- **Data lines**:
_ _ _ _
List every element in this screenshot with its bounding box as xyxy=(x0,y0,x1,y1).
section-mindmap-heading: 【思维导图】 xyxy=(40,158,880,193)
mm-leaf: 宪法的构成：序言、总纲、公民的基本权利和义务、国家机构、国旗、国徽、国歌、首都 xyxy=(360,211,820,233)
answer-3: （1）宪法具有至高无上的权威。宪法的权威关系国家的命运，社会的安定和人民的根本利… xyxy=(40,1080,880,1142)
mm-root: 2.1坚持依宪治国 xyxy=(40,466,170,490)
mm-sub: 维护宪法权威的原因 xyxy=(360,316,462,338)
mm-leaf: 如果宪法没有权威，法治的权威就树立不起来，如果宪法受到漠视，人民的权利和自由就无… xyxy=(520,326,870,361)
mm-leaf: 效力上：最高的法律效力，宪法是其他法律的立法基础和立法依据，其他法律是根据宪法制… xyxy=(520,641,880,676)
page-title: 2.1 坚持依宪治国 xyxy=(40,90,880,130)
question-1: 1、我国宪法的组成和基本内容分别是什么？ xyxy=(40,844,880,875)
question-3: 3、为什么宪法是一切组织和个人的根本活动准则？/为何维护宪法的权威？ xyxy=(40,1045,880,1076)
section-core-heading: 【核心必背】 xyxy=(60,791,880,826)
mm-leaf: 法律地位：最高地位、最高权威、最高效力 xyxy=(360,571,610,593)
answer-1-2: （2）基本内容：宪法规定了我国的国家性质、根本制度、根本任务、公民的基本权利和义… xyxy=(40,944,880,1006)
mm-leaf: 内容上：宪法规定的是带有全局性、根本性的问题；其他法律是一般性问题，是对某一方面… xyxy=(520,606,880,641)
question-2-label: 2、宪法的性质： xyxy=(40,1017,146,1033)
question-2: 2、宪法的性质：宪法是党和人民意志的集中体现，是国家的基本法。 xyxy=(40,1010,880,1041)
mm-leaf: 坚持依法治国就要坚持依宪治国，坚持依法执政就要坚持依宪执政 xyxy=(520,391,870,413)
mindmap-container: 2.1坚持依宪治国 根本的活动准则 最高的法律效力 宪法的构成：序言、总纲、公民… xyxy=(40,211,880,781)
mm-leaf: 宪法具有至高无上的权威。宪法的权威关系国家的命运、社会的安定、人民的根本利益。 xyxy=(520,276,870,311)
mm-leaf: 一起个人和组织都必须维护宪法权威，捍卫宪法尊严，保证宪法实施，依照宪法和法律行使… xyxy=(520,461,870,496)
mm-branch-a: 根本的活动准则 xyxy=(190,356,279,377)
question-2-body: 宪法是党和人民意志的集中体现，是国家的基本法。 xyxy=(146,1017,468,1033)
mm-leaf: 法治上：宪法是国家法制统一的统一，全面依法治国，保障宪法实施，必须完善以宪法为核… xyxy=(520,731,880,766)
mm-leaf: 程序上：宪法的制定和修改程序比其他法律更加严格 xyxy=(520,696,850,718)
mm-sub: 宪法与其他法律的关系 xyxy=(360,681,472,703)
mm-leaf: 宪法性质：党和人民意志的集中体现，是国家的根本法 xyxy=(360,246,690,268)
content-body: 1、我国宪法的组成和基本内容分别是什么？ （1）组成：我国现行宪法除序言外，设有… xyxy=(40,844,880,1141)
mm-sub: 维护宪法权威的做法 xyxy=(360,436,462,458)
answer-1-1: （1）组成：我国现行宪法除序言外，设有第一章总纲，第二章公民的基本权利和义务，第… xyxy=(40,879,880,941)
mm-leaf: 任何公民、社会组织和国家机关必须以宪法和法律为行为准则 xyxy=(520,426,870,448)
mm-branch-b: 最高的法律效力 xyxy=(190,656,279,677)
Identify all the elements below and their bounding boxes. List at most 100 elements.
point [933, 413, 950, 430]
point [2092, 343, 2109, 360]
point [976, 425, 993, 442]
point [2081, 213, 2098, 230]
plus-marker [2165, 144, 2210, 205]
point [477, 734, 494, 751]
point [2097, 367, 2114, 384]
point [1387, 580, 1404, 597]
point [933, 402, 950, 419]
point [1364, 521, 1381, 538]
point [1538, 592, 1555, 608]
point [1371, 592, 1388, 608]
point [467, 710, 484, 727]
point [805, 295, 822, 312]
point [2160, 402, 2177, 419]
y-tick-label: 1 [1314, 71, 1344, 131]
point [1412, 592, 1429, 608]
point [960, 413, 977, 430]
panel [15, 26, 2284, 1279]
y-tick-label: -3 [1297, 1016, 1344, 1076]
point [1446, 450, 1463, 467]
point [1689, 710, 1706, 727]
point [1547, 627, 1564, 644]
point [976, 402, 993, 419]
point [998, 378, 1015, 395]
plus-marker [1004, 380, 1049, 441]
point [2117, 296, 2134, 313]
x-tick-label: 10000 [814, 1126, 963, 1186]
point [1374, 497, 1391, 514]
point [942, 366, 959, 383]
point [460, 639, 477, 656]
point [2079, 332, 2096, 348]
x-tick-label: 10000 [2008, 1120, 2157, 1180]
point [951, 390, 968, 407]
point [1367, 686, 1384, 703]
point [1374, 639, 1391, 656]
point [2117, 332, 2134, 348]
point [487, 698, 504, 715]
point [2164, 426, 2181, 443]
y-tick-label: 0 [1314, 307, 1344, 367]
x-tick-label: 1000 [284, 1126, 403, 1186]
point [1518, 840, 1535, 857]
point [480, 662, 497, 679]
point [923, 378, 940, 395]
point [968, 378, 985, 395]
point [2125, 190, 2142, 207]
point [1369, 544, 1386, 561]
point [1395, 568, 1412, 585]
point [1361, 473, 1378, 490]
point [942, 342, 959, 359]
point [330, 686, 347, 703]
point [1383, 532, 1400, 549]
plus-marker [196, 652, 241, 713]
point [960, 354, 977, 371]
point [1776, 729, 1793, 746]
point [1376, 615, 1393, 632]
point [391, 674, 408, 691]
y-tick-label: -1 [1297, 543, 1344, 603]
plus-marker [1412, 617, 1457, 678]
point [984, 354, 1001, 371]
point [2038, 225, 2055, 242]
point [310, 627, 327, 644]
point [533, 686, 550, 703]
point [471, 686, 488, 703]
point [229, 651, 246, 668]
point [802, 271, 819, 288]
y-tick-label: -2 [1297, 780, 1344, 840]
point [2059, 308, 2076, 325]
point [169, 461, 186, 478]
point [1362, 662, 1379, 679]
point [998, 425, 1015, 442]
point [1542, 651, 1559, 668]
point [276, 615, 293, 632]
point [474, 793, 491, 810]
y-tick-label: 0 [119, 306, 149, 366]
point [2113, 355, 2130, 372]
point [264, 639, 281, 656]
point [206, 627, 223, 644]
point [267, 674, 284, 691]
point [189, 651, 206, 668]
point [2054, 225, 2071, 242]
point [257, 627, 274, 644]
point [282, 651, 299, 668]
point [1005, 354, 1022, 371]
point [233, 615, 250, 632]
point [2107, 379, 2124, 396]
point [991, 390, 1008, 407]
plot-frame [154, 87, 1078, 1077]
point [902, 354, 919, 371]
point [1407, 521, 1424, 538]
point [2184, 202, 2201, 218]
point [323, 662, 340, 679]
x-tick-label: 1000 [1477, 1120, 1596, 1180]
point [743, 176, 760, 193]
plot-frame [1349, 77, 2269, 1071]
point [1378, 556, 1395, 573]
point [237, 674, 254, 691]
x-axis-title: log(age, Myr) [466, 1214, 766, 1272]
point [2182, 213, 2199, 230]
_ _ _ _
- **Stated goal**:
Please render every line of the listing above as a numbered list, leaving out any blank lines.

- **Solution for this task**:
1. List every element in this screenshot with its bounding box as xyxy=(x0,y0,x1,y1).
2. section-mindmap-heading: 【思维导图】 xyxy=(40,158,880,193)
3. mm-leaf: 宪法的构成：序言、总纲、公民的基本权利和义务、国家机构、国旗、国徽、国歌、首都 xyxy=(360,211,820,233)
4. answer-3: （1）宪法具有至高无上的权威。宪法的权威关系国家的命运，社会的安定和人民的根本利… xyxy=(40,1080,880,1142)
5. mm-root: 2.1坚持依宪治国 xyxy=(40,466,170,490)
6. mm-sub: 维护宪法权威的原因 xyxy=(360,316,462,338)
7. mm-leaf: 如果宪法没有权威，法治的权威就树立不起来，如果宪法受到漠视，人民的权利和自由就无… xyxy=(520,326,870,361)
8. mm-leaf: 效力上：最高的法律效力，宪法是其他法律的立法基础和立法依据，其他法律是根据宪法制… xyxy=(520,641,880,676)
9. page-title: 2.1 坚持依宪治国 xyxy=(40,90,880,130)
10. question-1: 1、我国宪法的组成和基本内容分别是什么？ xyxy=(40,844,880,875)
11. question-3: 3、为什么宪法是一切组织和个人的根本活动准则？/为何维护宪法的权威？ xyxy=(40,1045,880,1076)
12. section-core-heading: 【核心必背】 xyxy=(60,791,880,826)
13. mm-leaf: 法律地位：最高地位、最高权威、最高效力 xyxy=(360,571,610,593)
14. answer-1-2: （2）基本内容：宪法规定了我国的国家性质、根本制度、根本任务、公民的基本权利和义… xyxy=(40,944,880,1006)
15. mm-leaf: 内容上：宪法规定的是带有全局性、根本性的问题；其他法律是一般性问题，是对某一方面… xyxy=(520,606,880,641)
16. question-2-label: 2、宪法的性质： xyxy=(40,1017,146,1033)
17. question-2: 2、宪法的性质：宪法是党和人民意志的集中体现，是国家的基本法。 xyxy=(40,1010,880,1041)
18. mm-leaf: 坚持依法治国就要坚持依宪治国，坚持依法执政就要坚持依宪执政 xyxy=(520,391,870,413)
19. mindmap-container: 2.1坚持依宪治国 根本的活动准则 最高的法律效力 宪法的构成：序言、总纲、公民… xyxy=(40,211,880,781)
20. mm-leaf: 宪法具有至高无上的权威。宪法的权威关系国家的命运、社会的安定、人民的根本利益。 xyxy=(520,276,870,311)
21. mm-leaf: 一起个人和组织都必须维护宪法权威，捍卫宪法尊严，保证宪法实施，依照宪法和法律行使… xyxy=(520,461,870,496)
22. mm-branch-a: 根本的活动准则 xyxy=(190,356,279,377)
23. question-2-body: 宪法是党和人民意志的集中体现，是国家的基本法。 xyxy=(146,1017,468,1033)
24. mm-leaf: 法治上：宪法是国家法制统一的统一，全面依法治国，保障宪法实施，必须完善以宪法为核… xyxy=(520,731,880,766)
25. mm-leaf: 程序上：宪法的制定和修改程序比其他法律更加严格 xyxy=(520,696,850,718)
26. mm-sub: 宪法与其他法律的关系 xyxy=(360,681,472,703)
27. mm-leaf: 宪法性质：党和人民意志的集中体现，是国家的根本法 xyxy=(360,246,690,268)
28. content-body: 1、我国宪法的组成和基本内容分别是什么？ （1）组成：我国现行宪法除序言外，设有… xyxy=(40,844,880,1141)
29. mm-sub: 维护宪法权威的做法 xyxy=(360,436,462,458)
30. answer-1-1: （1）组成：我国现行宪法除序言外，设有第一章总纲，第二章公民的基本权利和义务，第… xyxy=(40,879,880,941)
31. mm-leaf: 任何公民、社会组织和国家机关必须以宪法和法律为行为准则 xyxy=(520,426,870,448)
32. mm-branch-b: 最高的法律效力 xyxy=(190,656,279,677)
33. Identify all the elements below and their bounding boxes. List at most 100 elements.
34. point [933, 413, 950, 430]
35. point [2092, 343, 2109, 360]
36. point [976, 425, 993, 442]
37. point [2081, 213, 2098, 230]
38. plus-marker [2165, 144, 2210, 205]
39. point [477, 734, 494, 751]
40. point [2097, 367, 2114, 384]
41. point [1387, 580, 1404, 597]
42. point [933, 402, 950, 419]
43. point [1364, 521, 1381, 538]
44. point [1538, 592, 1555, 608]
45. point [1371, 592, 1388, 608]
46. point [467, 710, 484, 727]
47. point [805, 295, 822, 312]
48. point [2160, 402, 2177, 419]
49. y-tick-label: 1 [1314, 71, 1344, 131]
50. point [1412, 592, 1429, 608]
51. point [960, 413, 977, 430]
52. panel [15, 26, 2284, 1279]
53. y-tick-label: -3 [1297, 1016, 1344, 1076]
54. point [1446, 450, 1463, 467]
55. point [1689, 710, 1706, 727]
56. point [1547, 627, 1564, 644]
57. point [976, 402, 993, 419]
58. point [998, 378, 1015, 395]
59. plus-marker [1004, 380, 1049, 441]
60. point [2117, 296, 2134, 313]
61. x-tick-label: 10000 [814, 1126, 963, 1186]
62. point [1374, 497, 1391, 514]
63. point [942, 366, 959, 383]
64. point [460, 639, 477, 656]
65. point [2079, 332, 2096, 348]
66. x-tick-label: 10000 [2008, 1120, 2157, 1180]
67. point [951, 390, 968, 407]
68. point [1367, 686, 1384, 703]
69. point [1374, 639, 1391, 656]
70. point [2117, 332, 2134, 348]
71. point [487, 698, 504, 715]
72. point [2164, 426, 2181, 443]
73. y-tick-label: 0 [1314, 307, 1344, 367]
74. x-tick-label: 1000 [284, 1126, 403, 1186]
75. point [1518, 840, 1535, 857]
76. point [480, 662, 497, 679]
77. point [923, 378, 940, 395]
78. point [968, 378, 985, 395]
79. point [2125, 190, 2142, 207]
80. point [1369, 544, 1386, 561]
81. point [1395, 568, 1412, 585]
82. point [1361, 473, 1378, 490]
83. point [942, 342, 959, 359]
84. point [330, 686, 347, 703]
85. point [1383, 532, 1400, 549]
86. plus-marker [196, 652, 241, 713]
87. point [960, 354, 977, 371]
88. point [1776, 729, 1793, 746]
89. point [1376, 615, 1393, 632]
90. point [391, 674, 408, 691]
91. y-tick-label: -1 [1297, 543, 1344, 603]
92. plus-marker [1412, 617, 1457, 678]
93. point [984, 354, 1001, 371]
94. point [2038, 225, 2055, 242]
95. point [310, 627, 327, 644]
96. point [533, 686, 550, 703]
97. point [471, 686, 488, 703]
98. point [229, 651, 246, 668]
99. point [802, 271, 819, 288]
100. y-tick-label: -2 [1297, 780, 1344, 840]
101. point [2059, 308, 2076, 325]
102. point [169, 461, 186, 478]
103. point [1362, 662, 1379, 679]
104. point [998, 425, 1015, 442]
105. point [1542, 651, 1559, 668]
106. point [276, 615, 293, 632]
107. point [474, 793, 491, 810]
108. y-tick-label: 0 [119, 306, 149, 366]
109. point [2113, 355, 2130, 372]
110. point [264, 639, 281, 656]
111. point [206, 627, 223, 644]
112. point [267, 674, 284, 691]
113. point [189, 651, 206, 668]
114. point [2054, 225, 2071, 242]
115. point [257, 627, 274, 644]
116. point [282, 651, 299, 668]
117. point [1005, 354, 1022, 371]
118. point [233, 615, 250, 632]
119. point [2107, 379, 2124, 396]
120. point [991, 390, 1008, 407]
121. plot-frame [154, 87, 1078, 1077]
122. point [902, 354, 919, 371]
123. point [1407, 521, 1424, 538]
124. point [2184, 202, 2201, 218]
125. point [323, 662, 340, 679]
126. x-tick-label: 1000 [1477, 1120, 1596, 1180]
127. point [743, 176, 760, 193]
128. plot-frame [1349, 77, 2269, 1071]
129. point [1378, 556, 1395, 573]
130. point [237, 674, 254, 691]
131. x-axis-title: log(age, Myr) [466, 1214, 766, 1272]
132. point [2182, 213, 2199, 230]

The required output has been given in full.